Data entries:
# # # # # # #

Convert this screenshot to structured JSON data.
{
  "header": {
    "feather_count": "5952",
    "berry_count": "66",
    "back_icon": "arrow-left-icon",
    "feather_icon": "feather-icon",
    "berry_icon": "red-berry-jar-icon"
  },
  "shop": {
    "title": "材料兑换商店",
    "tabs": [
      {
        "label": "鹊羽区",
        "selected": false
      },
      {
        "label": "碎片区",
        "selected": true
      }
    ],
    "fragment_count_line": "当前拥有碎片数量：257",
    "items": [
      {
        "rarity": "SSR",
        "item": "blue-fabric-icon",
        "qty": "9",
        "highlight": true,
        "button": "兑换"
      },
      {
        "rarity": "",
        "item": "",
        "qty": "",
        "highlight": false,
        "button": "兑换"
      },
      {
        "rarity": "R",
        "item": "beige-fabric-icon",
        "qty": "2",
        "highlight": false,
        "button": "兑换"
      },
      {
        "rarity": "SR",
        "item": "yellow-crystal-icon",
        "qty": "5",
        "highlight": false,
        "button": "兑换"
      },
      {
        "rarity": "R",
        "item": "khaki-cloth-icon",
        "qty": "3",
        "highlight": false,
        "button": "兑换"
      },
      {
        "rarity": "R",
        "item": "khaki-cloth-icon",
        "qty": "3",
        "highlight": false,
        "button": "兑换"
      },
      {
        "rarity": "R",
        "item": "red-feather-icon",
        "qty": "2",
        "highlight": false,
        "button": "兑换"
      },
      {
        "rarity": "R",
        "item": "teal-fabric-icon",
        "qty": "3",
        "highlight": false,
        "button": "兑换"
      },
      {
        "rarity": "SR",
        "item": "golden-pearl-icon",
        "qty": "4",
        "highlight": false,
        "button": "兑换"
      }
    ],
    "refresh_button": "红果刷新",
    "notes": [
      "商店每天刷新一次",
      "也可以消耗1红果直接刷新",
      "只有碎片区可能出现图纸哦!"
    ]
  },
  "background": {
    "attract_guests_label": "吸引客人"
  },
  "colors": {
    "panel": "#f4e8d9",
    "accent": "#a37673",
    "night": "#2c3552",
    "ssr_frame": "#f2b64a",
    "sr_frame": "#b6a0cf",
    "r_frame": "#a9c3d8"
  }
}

# # # # # # #

* _WRITTEN TASK_:
Check each line of the records above for the string "fabric", and report every line that has it.

* _OUTPUT OF THE TASK_:
        "item": "blue-fabric-icon",
        "item": "beige-fabric-icon",
        "item": "teal-fabric-icon",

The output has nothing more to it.